◆ **Short task**: Check every line of the entries that follow, and copy the ones containing "document".

◆ **Records supplied**:
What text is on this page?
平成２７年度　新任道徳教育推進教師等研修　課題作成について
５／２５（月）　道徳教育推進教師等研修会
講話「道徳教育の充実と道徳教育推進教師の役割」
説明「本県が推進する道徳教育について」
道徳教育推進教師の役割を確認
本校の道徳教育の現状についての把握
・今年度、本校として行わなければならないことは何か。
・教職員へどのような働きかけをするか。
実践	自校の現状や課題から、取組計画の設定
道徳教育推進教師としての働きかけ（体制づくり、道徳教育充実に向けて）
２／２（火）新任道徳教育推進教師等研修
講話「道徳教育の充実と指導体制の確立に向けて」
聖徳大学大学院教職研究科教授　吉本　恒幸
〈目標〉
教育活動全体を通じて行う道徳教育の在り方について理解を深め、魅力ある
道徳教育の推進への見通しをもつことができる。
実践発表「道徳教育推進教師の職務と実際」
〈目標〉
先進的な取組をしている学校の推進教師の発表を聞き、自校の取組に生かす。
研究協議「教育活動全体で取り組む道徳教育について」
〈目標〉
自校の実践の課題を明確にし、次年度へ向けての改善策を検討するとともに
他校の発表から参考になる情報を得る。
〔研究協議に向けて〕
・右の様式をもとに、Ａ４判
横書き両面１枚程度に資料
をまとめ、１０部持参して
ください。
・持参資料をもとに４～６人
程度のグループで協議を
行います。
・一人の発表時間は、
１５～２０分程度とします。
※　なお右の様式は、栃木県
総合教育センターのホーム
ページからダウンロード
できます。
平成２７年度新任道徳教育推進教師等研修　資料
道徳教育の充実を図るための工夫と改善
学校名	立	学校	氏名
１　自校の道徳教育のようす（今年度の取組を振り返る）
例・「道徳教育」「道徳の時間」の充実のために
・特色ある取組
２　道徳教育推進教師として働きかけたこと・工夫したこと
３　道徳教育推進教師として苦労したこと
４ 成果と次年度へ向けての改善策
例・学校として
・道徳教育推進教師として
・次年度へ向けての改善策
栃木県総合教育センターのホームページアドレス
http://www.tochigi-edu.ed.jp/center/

* * *

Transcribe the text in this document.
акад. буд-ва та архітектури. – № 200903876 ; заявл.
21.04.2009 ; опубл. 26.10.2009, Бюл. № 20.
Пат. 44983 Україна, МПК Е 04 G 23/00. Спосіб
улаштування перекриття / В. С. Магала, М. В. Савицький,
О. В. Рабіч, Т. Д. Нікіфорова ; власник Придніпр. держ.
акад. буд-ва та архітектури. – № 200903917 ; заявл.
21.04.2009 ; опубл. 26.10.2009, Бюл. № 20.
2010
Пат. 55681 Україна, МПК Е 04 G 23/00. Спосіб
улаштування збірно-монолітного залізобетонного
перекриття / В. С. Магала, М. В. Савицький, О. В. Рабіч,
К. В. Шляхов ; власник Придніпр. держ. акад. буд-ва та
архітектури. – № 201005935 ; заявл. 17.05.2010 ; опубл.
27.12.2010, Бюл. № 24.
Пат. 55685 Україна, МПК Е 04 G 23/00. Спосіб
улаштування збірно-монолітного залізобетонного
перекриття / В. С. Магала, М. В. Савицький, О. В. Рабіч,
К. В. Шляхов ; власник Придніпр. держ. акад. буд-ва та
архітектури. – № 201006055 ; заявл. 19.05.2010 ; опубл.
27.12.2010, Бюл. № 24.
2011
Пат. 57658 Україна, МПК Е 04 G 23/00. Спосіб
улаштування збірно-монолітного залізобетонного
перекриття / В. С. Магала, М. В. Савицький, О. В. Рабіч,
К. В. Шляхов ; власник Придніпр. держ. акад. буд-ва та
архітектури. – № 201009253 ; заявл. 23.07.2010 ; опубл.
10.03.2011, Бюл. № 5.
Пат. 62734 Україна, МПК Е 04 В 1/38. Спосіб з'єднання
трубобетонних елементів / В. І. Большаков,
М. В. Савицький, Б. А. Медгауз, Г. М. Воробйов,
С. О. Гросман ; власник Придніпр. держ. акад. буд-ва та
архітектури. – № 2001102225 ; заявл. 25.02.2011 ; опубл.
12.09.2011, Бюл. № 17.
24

--

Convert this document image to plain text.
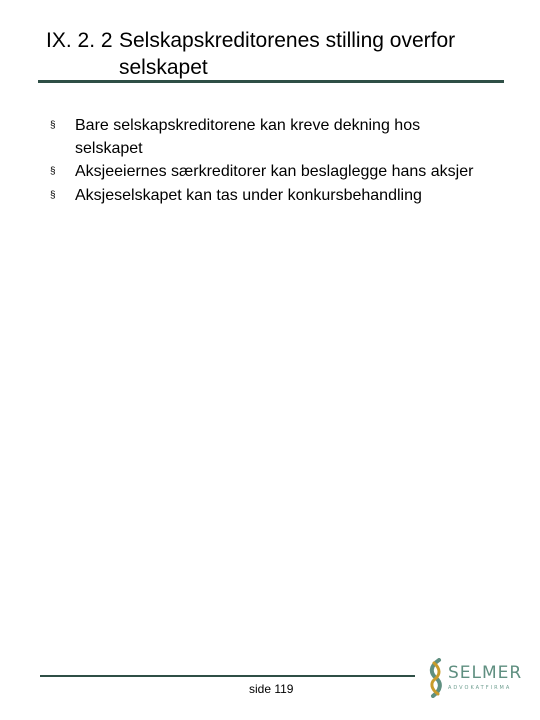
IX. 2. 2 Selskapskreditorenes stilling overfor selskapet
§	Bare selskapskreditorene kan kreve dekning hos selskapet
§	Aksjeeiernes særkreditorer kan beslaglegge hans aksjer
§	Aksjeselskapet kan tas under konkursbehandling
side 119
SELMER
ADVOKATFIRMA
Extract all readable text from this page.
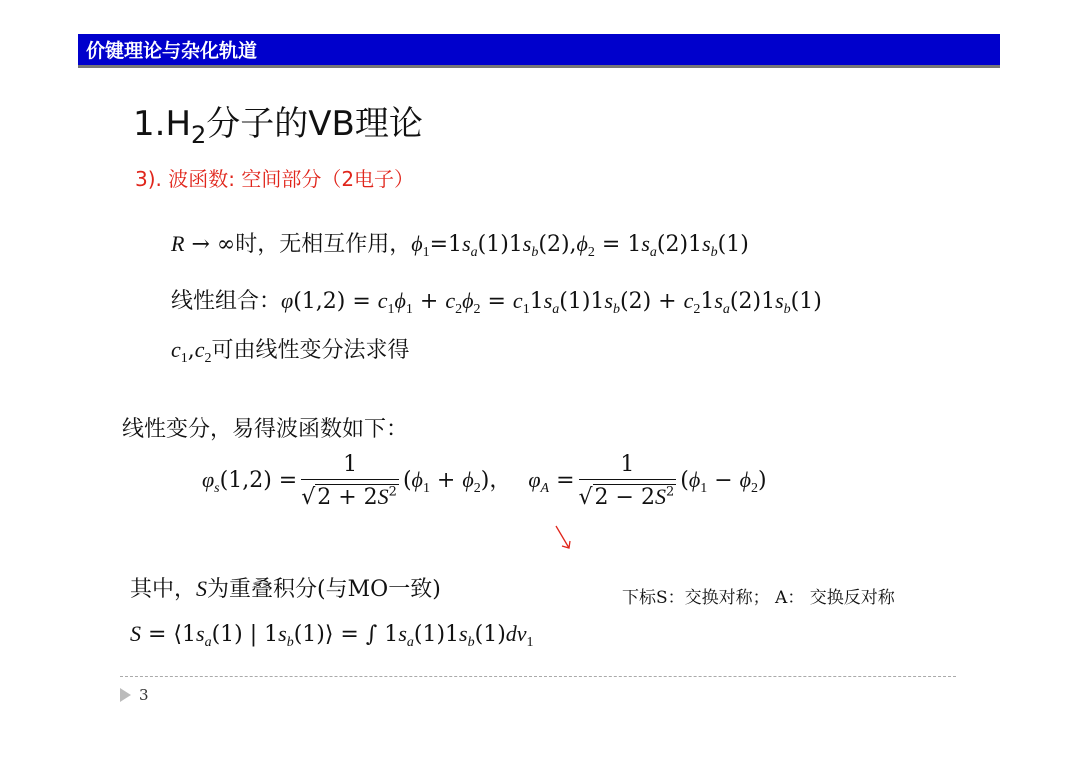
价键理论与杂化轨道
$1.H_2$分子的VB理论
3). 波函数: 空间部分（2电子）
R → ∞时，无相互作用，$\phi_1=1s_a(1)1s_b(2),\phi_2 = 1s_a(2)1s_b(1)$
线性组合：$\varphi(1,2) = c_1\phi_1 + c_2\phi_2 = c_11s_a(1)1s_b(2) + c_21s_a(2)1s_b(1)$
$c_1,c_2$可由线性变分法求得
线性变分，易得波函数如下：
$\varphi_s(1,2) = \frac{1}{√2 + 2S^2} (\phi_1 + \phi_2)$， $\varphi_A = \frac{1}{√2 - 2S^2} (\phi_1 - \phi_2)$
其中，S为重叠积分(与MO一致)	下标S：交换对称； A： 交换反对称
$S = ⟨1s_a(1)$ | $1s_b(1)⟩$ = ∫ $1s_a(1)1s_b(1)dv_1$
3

◆ **Task answer**:
Transcribe the text in this document.
Convert this document image to plain text.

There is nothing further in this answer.